** What to work on **
Copy the rows below word for word, leaving out the pictures.

** Data supplied **
================================

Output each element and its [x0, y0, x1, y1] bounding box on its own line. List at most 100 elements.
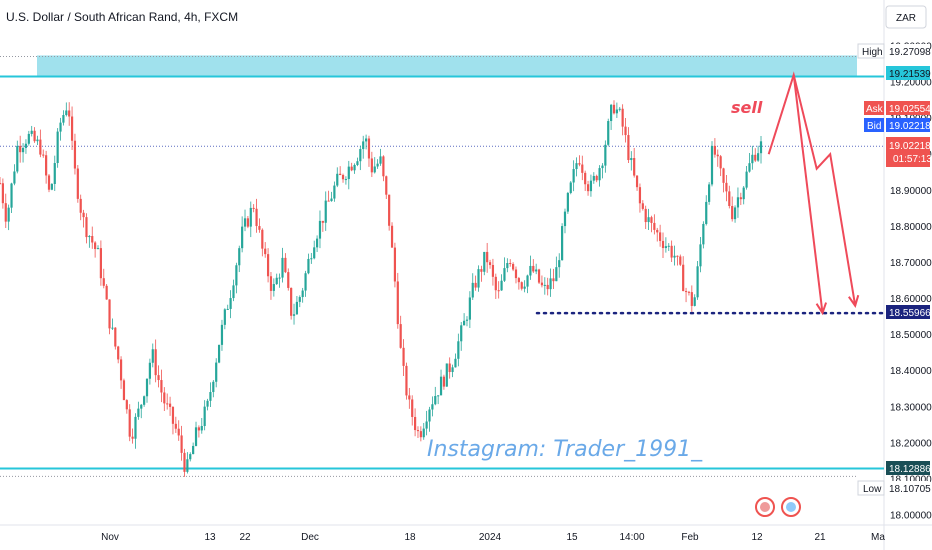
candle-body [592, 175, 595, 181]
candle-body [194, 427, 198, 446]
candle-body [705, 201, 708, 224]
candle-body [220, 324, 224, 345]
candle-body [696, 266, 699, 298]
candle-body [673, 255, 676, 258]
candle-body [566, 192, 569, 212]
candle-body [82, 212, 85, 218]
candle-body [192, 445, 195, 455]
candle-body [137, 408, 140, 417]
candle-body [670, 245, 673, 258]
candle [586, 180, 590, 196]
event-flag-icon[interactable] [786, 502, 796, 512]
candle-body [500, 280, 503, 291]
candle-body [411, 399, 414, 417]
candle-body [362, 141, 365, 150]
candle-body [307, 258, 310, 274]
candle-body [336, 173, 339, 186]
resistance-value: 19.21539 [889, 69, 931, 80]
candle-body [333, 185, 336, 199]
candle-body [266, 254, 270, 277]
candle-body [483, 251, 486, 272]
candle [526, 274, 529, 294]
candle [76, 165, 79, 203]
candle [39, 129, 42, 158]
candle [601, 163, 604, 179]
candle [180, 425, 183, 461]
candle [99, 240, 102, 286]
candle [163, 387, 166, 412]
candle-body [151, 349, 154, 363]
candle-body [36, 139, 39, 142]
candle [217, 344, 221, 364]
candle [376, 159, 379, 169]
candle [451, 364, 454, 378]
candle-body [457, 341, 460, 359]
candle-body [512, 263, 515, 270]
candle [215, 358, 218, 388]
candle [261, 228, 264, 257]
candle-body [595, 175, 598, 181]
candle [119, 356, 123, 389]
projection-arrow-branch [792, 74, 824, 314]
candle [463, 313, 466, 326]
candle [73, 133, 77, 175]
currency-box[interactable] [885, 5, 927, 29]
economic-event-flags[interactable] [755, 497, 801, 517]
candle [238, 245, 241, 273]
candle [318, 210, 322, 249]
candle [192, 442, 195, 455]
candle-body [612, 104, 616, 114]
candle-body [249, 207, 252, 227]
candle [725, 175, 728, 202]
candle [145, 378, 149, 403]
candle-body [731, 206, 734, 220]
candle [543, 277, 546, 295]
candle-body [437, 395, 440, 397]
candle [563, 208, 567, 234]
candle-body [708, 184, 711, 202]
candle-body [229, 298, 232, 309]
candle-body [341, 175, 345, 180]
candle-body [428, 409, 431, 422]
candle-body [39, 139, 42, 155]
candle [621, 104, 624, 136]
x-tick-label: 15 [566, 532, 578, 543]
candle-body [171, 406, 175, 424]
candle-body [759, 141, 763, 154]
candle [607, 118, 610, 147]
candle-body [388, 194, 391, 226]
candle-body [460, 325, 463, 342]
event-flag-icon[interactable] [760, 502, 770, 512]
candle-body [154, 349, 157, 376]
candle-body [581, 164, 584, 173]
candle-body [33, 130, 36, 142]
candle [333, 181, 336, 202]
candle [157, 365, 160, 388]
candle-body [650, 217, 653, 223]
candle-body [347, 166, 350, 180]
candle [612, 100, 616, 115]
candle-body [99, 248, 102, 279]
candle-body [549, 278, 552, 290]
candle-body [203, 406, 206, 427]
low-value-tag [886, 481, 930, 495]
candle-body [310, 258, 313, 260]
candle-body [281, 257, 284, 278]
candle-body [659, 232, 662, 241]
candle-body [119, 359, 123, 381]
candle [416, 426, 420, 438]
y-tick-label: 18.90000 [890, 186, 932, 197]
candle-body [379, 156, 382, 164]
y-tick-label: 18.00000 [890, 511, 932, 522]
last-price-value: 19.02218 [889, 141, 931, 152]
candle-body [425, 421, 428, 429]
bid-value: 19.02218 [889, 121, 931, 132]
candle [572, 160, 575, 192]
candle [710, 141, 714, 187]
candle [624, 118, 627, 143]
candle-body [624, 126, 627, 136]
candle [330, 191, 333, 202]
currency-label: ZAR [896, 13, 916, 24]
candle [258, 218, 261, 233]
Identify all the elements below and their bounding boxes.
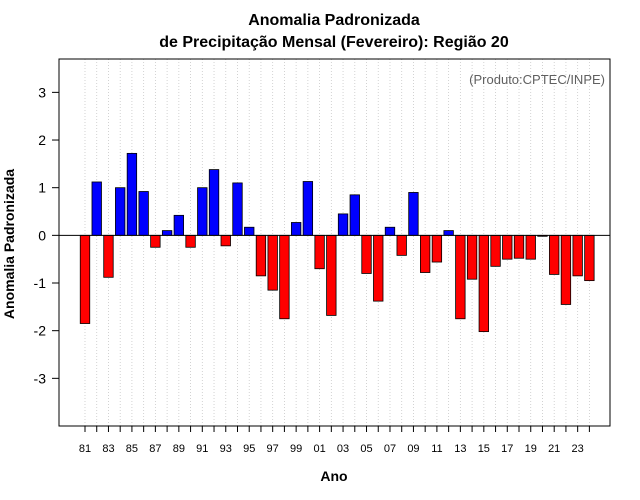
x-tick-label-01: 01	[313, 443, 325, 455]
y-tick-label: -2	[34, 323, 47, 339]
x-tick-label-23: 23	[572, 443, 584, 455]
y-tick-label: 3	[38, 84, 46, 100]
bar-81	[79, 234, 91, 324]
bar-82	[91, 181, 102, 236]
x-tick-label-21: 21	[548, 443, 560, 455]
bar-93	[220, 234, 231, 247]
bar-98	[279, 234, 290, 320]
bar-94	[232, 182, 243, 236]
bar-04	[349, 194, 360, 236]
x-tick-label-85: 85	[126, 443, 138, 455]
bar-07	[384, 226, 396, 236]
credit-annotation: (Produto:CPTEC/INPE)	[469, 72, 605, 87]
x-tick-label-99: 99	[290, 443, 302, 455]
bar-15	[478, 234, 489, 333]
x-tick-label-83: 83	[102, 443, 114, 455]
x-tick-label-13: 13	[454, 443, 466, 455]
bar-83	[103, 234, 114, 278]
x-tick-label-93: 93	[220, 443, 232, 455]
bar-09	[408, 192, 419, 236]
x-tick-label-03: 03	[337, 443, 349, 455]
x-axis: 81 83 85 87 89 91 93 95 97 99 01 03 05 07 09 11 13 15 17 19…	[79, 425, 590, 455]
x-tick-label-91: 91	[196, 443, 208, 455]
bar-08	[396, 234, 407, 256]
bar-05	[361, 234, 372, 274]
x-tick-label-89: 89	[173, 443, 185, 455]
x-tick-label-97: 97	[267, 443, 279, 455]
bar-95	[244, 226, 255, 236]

================================

** Result of the task **
Output each element and its [x0, y0, x1, y1] bounding box on its own line. List at most 100 elements.
candle-body [592, 175, 595, 181]
candle-body [194, 427, 198, 446]
candle-body [705, 201, 708, 224]
candle-body [220, 324, 224, 345]
candle-body [696, 266, 699, 298]
candle-body [673, 255, 676, 258]
candle-body [566, 192, 569, 212]
candle-body [82, 212, 85, 218]
candle-body [192, 445, 195, 455]
candle-body [137, 408, 140, 417]
candle-body [670, 245, 673, 258]
candle [586, 180, 590, 196]
event-flag-icon[interactable] [786, 502, 796, 512]
candle-body [500, 280, 503, 291]
candle-body [411, 399, 414, 417]
candle-body [362, 141, 365, 150]
candle-body [307, 258, 310, 274]
candle-body [336, 173, 339, 186]
resistance-value: 19.21539 [889, 69, 931, 80]
candle-body [333, 185, 336, 199]
candle-body [266, 254, 270, 277]
candle-body [483, 251, 486, 272]
candle [526, 274, 529, 294]
candle [76, 165, 79, 203]
candle [39, 129, 42, 158]
candle [601, 163, 604, 179]
candle [180, 425, 183, 461]
candle [99, 240, 102, 286]
candle [163, 387, 166, 412]
candle-body [151, 349, 154, 363]
candle-body [36, 139, 39, 142]
candle [217, 344, 221, 364]
candle [376, 159, 379, 169]
candle [451, 364, 454, 378]
candle-body [457, 341, 460, 359]
candle-body [512, 263, 515, 270]
candle [215, 358, 218, 388]
candle [261, 228, 264, 257]
candle-body [595, 175, 598, 181]
candle [119, 356, 123, 389]
projection-arrow-branch [792, 74, 824, 314]
candle [463, 313, 466, 326]
candle [73, 133, 77, 175]
currency-box[interactable] [885, 5, 927, 29]
economic-event-flags[interactable] [755, 497, 801, 517]
candle [238, 245, 241, 273]
candle [318, 210, 322, 249]
candle [192, 442, 195, 455]
candle-body [612, 104, 616, 114]
candle-body [249, 207, 252, 227]
candle [725, 175, 728, 202]
candle [145, 378, 149, 403]
candle-body [731, 206, 734, 220]
candle [543, 277, 546, 295]
candle-body [437, 395, 440, 397]
candle [563, 208, 567, 234]
candle-body [708, 184, 711, 202]
candle-body [229, 298, 232, 309]
candle-body [341, 175, 345, 180]
candle-body [428, 409, 431, 422]
candle-body [39, 139, 42, 155]
candle [621, 104, 624, 136]
x-tick-label: 15 [566, 532, 578, 543]
candle-body [171, 406, 175, 424]
candle-body [759, 141, 763, 154]
candle [607, 118, 610, 147]
candle-body [388, 194, 391, 226]
candle-body [460, 325, 463, 342]
event-flag-icon[interactable] [760, 502, 770, 512]
candle-body [154, 349, 157, 376]
candle-body [581, 164, 584, 173]
candle-body [33, 130, 36, 142]
candle [333, 181, 336, 202]
candle [157, 365, 160, 388]
candle-body [650, 217, 653, 223]
candle-body [347, 166, 350, 180]
candle [612, 100, 616, 115]
candle-body [99, 248, 102, 279]
candle-body [549, 278, 552, 290]
candle-body [203, 406, 206, 427]
low-value-tag [886, 481, 930, 495]
candle-body [310, 258, 313, 260]
candle-body [281, 257, 284, 278]
candle-body [659, 232, 662, 241]
candle-body [119, 359, 123, 381]
candle [416, 426, 420, 438]
y-tick-label: 18.90000 [890, 186, 932, 197]
candle-body [379, 156, 382, 164]
y-tick-label: 18.00000 [890, 511, 932, 522]
last-price-value: 19.02218 [889, 141, 931, 152]
candle-body [425, 421, 428, 429]
bid-value: 19.02218 [889, 121, 931, 132]
candle [572, 160, 575, 192]
candle [710, 141, 714, 187]
candle [624, 118, 627, 143]
candle-body [624, 126, 627, 136]
candle [330, 191, 333, 202]
currency-label: ZAR [896, 13, 916, 24]
candle [258, 218, 261, 233]
Identify all the elements below and their bounding boxes.
x-tick-label-01: 01	[313, 443, 325, 455]
y-tick-label: -2	[34, 323, 47, 339]
x-tick-label-23: 23	[572, 443, 584, 455]
y-tick-label: 3	[38, 84, 46, 100]
bar-81	[79, 234, 91, 324]
bar-82	[91, 181, 102, 236]
x-tick-label-21: 21	[548, 443, 560, 455]
bar-93	[220, 234, 231, 247]
bar-98	[279, 234, 290, 320]
bar-94	[232, 182, 243, 236]
bar-04	[349, 194, 360, 236]
x-tick-label-85: 85	[126, 443, 138, 455]
bar-07	[384, 226, 396, 236]
credit-annotation: (Produto:CPTEC/INPE)	[469, 72, 605, 87]
x-tick-label-99: 99	[290, 443, 302, 455]
bar-15	[478, 234, 489, 333]
x-tick-label-83: 83	[102, 443, 114, 455]
x-tick-label-13: 13	[454, 443, 466, 455]
bar-83	[103, 234, 114, 278]
x-tick-label-93: 93	[220, 443, 232, 455]
bar-09	[408, 192, 419, 236]
x-tick-label-03: 03	[337, 443, 349, 455]
x-axis: 81 83 85 87 89 91 93 95 97 99 01 03 05 07 09 11 13 15 17 19…	[79, 425, 590, 455]
x-tick-label-91: 91	[196, 443, 208, 455]
bar-08	[396, 234, 407, 256]
bar-05	[361, 234, 372, 274]
x-tick-label-89: 89	[173, 443, 185, 455]
x-tick-label-97: 97	[267, 443, 279, 455]
bar-95	[244, 226, 255, 236]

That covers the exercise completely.